- Requirements
Do not carry the pictures over; copy every other part of the entries exactly.
--------------------
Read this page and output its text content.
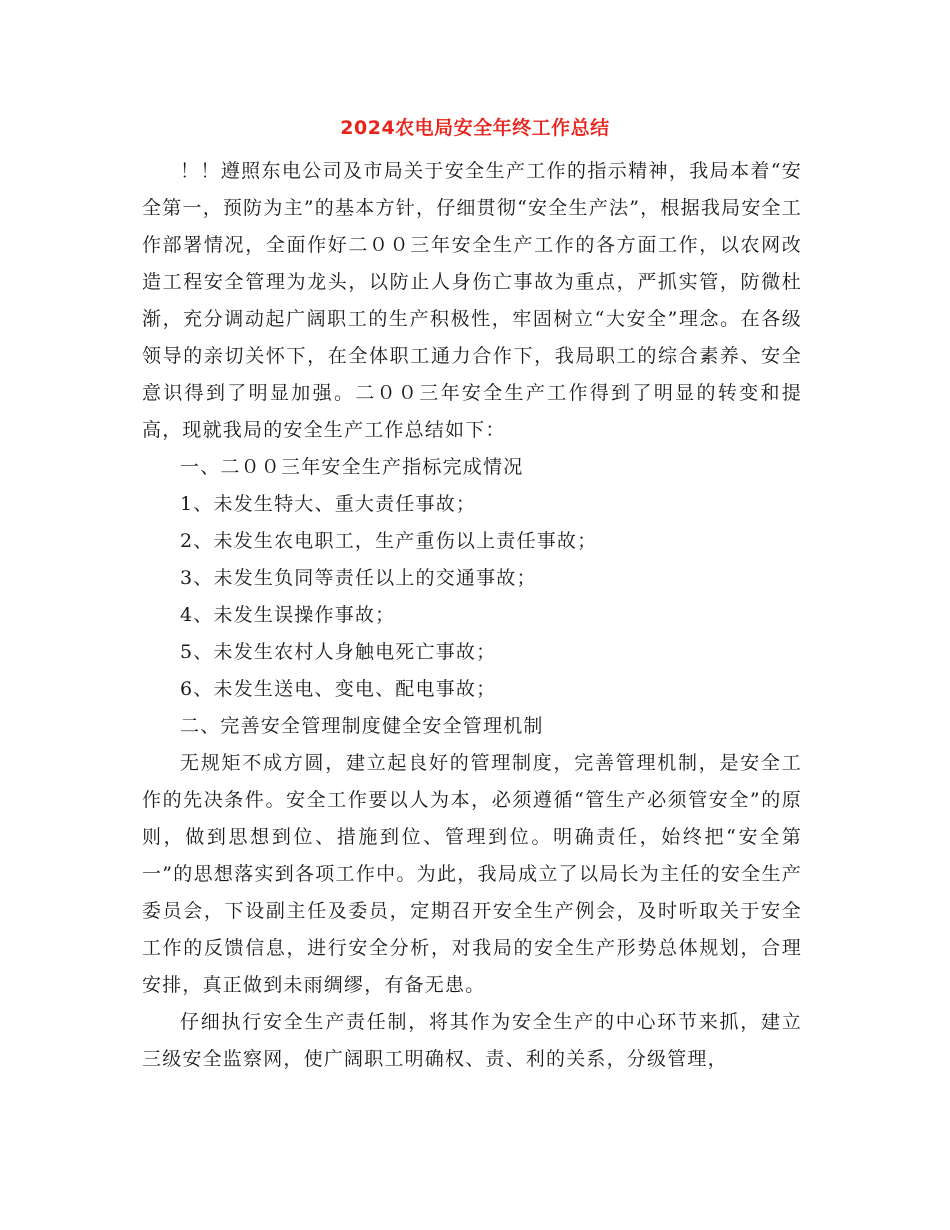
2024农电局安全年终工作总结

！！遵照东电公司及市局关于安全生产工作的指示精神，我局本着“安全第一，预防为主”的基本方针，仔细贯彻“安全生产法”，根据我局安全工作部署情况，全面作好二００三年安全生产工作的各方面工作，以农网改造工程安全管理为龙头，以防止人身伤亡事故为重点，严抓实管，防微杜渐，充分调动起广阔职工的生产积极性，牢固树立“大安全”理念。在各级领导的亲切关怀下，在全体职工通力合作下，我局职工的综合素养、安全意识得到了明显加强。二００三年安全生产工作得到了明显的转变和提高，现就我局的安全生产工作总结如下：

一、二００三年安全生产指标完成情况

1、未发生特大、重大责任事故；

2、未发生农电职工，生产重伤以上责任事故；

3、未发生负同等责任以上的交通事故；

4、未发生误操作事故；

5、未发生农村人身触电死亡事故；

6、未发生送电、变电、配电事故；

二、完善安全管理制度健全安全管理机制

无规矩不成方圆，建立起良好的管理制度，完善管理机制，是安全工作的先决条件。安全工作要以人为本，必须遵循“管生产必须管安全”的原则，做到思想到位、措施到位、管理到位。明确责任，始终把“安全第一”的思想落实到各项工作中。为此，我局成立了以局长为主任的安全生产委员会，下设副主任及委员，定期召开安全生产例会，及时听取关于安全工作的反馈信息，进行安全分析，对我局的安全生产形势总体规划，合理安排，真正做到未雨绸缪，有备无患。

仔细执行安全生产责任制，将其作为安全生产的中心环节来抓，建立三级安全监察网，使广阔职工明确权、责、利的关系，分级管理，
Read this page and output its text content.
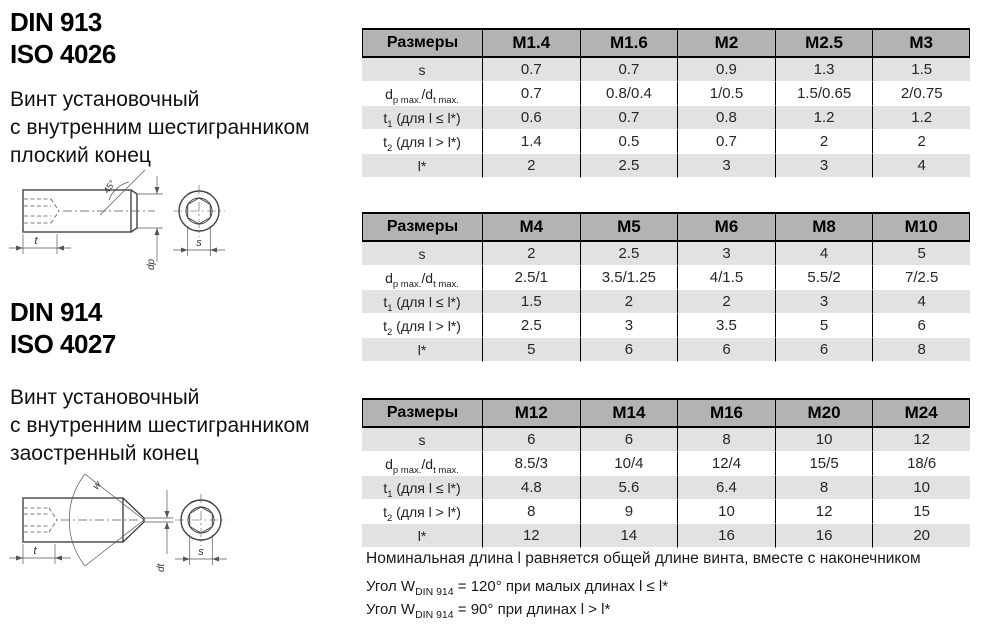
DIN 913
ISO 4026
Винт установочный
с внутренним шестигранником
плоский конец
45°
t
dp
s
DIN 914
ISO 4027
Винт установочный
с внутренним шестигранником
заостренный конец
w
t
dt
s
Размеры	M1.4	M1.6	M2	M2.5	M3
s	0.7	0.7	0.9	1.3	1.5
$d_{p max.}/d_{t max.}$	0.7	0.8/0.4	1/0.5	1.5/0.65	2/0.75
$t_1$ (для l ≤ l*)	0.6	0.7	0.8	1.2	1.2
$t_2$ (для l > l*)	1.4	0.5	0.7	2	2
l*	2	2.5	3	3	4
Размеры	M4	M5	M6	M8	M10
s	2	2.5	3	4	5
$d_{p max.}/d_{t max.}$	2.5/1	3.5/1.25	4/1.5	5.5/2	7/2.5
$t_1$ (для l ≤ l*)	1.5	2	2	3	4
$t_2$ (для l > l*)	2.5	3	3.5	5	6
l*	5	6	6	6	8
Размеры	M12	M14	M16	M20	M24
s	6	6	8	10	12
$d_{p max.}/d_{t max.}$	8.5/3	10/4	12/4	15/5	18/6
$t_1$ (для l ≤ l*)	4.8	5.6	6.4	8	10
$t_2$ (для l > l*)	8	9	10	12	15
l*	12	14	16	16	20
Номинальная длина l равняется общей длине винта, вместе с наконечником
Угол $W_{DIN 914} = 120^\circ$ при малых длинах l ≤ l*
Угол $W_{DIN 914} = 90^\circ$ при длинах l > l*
--------------------
- Exercise response
Read this page and output its text content.
2024农电局安全年终工作总结

！！遵照东电公司及市局关于安全生产工作的指示精神，我局本着“安全第一，预防为主”的基本方针，仔细贯彻“安全生产法”，根据我局安全工作部署情况，全面作好二００三年安全生产工作的各方面工作，以农网改造工程安全管理为龙头，以防止人身伤亡事故为重点，严抓实管，防微杜渐，充分调动起广阔职工的生产积极性，牢固树立“大安全”理念。在各级领导的亲切关怀下，在全体职工通力合作下，我局职工的综合素养、安全意识得到了明显加强。二００三年安全生产工作得到了明显的转变和提高，现就我局的安全生产工作总结如下：

一、二００三年安全生产指标完成情况

1、未发生特大、重大责任事故；

2、未发生农电职工，生产重伤以上责任事故；

3、未发生负同等责任以上的交通事故；

4、未发生误操作事故；

5、未发生农村人身触电死亡事故；

6、未发生送电、变电、配电事故；

二、完善安全管理制度健全安全管理机制

无规矩不成方圆，建立起良好的管理制度，完善管理机制，是安全工作的先决条件。安全工作要以人为本，必须遵循“管生产必须管安全”的原则，做到思想到位、措施到位、管理到位。明确责任，始终把“安全第一”的思想落实到各项工作中。为此，我局成立了以局长为主任的安全生产委员会，下设副主任及委员，定期召开安全生产例会，及时听取关于安全工作的反馈信息，进行安全分析，对我局的安全生产形势总体规划，合理安排，真正做到未雨绸缪，有备无患。

仔细执行安全生产责任制，将其作为安全生产的中心环节来抓，建立三级安全监察网，使广阔职工明确权、责、利的关系，分级管理，
Read this page and output its text content.
DIN 913
ISO 4026
Винт установочный
с внутренним шестигранником
плоский конец
45°
t
dp
s
DIN 914
ISO 4027
Винт установочный
с внутренним шестигранником
заостренный конец
w
t
dt
s
Размеры	M1.4	M1.6	M2	M2.5	M3
s	0.7	0.7	0.9	1.3	1.5
$d_{p max.}/d_{t max.}$	0.7	0.8/0.4	1/0.5	1.5/0.65	2/0.75
$t_1$ (для l ≤ l*)	0.6	0.7	0.8	1.2	1.2
$t_2$ (для l > l*)	1.4	0.5	0.7	2	2
l*	2	2.5	3	3	4
Размеры	M4	M5	M6	M8	M10
s	2	2.5	3	4	5
$d_{p max.}/d_{t max.}$	2.5/1	3.5/1.25	4/1.5	5.5/2	7/2.5
$t_1$ (для l ≤ l*)	1.5	2	2	3	4
$t_2$ (для l > l*)	2.5	3	3.5	5	6
l*	5	6	6	6	8
Размеры	M12	M14	M16	M20	M24
s	6	6	8	10	12
$d_{p max.}/d_{t max.}$	8.5/3	10/4	12/4	15/5	18/6
$t_1$ (для l ≤ l*)	4.8	5.6	6.4	8	10
$t_2$ (для l > l*)	8	9	10	12	15
l*	12	14	16	16	20
Номинальная длина l равняется общей длине винта, вместе с наконечником
Угол $W_{DIN 914} = 120^\circ$ при малых длинах l ≤ l*
Угол $W_{DIN 914} = 90^\circ$ при длинах l > l*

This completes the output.